Task » Scan the listing below for the word "SVEMO" and state how many lines hold it. Write nothing but the number.

- - - - -

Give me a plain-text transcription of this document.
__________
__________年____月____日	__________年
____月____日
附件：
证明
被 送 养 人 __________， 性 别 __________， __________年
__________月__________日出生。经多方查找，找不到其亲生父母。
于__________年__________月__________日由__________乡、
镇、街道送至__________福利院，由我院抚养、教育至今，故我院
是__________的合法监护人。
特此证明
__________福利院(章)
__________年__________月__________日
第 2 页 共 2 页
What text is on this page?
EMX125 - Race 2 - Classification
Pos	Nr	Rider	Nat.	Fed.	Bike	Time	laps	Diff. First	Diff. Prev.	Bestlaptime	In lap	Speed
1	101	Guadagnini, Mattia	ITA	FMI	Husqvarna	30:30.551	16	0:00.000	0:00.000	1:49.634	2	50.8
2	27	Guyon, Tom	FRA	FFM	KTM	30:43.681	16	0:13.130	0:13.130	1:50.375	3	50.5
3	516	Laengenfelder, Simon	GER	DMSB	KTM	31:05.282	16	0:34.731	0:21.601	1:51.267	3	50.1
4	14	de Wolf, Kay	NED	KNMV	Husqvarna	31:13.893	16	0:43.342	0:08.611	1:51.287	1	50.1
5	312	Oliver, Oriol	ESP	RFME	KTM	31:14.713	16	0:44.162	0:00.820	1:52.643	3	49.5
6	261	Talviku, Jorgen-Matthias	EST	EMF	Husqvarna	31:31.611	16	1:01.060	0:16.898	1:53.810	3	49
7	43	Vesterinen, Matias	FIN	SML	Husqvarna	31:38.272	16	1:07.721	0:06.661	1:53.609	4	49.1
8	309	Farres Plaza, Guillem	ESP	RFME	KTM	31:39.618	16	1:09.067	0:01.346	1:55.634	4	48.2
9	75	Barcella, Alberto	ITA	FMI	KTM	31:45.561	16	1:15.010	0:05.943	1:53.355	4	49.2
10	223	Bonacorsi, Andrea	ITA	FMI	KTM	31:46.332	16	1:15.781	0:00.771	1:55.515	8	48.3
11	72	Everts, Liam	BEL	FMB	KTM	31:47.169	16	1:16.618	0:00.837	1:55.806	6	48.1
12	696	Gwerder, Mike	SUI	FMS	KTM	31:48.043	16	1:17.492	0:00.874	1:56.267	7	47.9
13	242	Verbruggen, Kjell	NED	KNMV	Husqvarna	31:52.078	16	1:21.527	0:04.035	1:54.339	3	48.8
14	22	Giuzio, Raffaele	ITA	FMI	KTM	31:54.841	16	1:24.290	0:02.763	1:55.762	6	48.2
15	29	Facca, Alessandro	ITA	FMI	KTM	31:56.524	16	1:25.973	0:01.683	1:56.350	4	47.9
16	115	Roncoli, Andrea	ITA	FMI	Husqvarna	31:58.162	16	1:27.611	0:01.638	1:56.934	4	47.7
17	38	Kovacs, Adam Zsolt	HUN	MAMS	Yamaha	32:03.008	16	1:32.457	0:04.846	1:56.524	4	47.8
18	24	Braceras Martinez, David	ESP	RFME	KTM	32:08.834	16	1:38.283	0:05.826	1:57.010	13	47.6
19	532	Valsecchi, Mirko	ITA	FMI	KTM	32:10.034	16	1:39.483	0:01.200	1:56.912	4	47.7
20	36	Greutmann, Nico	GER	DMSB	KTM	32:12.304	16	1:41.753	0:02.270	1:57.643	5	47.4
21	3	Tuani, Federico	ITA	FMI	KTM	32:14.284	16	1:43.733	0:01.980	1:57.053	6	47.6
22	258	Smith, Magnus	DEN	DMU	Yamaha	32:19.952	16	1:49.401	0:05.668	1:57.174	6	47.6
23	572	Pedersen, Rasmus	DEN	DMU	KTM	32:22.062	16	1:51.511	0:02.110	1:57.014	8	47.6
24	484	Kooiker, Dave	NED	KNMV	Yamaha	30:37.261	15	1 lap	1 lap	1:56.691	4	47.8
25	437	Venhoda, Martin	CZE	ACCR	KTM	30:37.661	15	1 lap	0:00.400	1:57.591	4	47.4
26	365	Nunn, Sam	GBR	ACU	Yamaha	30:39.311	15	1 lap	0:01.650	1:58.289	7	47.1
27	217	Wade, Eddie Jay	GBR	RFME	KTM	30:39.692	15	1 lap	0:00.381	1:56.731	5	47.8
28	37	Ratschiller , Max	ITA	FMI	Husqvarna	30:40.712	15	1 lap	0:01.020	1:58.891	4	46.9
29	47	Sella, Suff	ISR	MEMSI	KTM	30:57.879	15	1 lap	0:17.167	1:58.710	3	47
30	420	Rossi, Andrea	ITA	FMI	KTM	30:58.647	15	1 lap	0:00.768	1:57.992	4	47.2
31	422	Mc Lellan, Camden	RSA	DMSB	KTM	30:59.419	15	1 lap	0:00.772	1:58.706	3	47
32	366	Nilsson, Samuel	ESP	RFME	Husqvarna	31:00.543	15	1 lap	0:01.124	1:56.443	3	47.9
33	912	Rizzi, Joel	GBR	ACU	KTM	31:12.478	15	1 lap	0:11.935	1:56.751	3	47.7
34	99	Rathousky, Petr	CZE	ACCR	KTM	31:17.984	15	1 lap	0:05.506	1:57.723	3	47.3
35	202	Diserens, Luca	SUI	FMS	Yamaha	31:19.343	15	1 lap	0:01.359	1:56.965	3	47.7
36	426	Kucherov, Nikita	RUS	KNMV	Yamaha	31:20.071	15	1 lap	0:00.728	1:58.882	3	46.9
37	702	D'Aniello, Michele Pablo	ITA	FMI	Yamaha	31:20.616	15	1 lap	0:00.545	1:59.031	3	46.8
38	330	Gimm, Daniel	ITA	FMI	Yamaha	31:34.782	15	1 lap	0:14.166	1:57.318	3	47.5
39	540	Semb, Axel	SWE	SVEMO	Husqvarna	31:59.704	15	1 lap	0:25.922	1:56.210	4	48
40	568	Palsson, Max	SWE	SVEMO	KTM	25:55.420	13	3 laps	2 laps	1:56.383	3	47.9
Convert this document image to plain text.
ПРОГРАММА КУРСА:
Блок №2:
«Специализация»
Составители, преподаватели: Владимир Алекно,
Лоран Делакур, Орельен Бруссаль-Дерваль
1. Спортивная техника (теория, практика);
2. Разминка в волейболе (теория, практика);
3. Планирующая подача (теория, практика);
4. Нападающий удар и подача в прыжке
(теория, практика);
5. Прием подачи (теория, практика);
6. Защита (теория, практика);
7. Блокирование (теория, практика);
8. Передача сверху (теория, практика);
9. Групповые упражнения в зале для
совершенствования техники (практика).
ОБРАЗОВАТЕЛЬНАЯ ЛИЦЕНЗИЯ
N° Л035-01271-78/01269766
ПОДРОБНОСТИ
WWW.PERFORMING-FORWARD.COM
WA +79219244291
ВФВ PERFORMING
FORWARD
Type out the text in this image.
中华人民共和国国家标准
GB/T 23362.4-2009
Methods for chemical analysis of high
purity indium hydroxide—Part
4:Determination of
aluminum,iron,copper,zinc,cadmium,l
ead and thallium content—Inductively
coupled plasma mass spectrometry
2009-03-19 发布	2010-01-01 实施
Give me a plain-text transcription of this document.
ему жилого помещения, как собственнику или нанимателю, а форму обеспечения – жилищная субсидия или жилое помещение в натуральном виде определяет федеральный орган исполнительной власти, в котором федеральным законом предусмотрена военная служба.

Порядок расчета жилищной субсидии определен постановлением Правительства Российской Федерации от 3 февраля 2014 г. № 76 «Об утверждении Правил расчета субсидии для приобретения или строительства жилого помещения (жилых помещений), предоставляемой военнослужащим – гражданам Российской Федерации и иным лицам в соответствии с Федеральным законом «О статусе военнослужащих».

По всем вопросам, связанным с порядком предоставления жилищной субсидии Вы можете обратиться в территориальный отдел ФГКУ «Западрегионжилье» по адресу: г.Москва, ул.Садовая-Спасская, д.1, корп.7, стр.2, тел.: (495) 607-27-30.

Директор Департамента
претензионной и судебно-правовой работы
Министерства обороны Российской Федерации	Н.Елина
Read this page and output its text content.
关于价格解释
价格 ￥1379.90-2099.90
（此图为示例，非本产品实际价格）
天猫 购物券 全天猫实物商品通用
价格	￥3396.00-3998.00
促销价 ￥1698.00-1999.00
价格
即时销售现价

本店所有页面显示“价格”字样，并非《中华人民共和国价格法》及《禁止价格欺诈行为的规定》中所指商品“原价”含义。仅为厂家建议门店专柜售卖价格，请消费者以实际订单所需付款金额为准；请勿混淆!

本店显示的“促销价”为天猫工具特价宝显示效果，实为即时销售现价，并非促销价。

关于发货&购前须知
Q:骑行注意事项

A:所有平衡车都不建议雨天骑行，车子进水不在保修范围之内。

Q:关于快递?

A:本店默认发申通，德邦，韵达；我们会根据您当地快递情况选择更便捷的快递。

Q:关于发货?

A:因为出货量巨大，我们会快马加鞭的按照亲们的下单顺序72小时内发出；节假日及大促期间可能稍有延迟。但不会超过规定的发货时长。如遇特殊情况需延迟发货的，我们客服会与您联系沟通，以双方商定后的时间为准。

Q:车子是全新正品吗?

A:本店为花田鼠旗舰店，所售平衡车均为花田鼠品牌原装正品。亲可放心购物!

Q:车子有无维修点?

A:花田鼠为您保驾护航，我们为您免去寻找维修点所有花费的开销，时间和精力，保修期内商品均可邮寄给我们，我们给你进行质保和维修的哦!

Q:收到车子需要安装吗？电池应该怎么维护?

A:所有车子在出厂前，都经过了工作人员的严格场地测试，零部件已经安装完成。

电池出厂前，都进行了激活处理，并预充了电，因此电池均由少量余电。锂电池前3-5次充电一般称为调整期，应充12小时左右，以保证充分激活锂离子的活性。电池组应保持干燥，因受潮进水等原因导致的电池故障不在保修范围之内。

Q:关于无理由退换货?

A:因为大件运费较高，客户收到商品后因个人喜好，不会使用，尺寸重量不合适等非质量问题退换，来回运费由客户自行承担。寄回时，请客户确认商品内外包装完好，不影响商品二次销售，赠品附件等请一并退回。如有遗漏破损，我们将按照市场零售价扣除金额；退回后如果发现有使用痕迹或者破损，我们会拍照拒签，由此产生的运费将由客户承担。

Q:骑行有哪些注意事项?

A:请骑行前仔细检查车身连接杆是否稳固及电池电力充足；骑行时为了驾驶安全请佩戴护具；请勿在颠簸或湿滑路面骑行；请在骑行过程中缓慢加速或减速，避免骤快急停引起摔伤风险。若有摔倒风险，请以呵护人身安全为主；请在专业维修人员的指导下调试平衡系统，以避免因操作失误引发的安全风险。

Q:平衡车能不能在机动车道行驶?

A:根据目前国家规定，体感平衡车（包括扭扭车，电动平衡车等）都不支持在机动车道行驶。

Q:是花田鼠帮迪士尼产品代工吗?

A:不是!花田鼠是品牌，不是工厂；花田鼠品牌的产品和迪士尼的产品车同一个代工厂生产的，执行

- - - - -

Solution » 2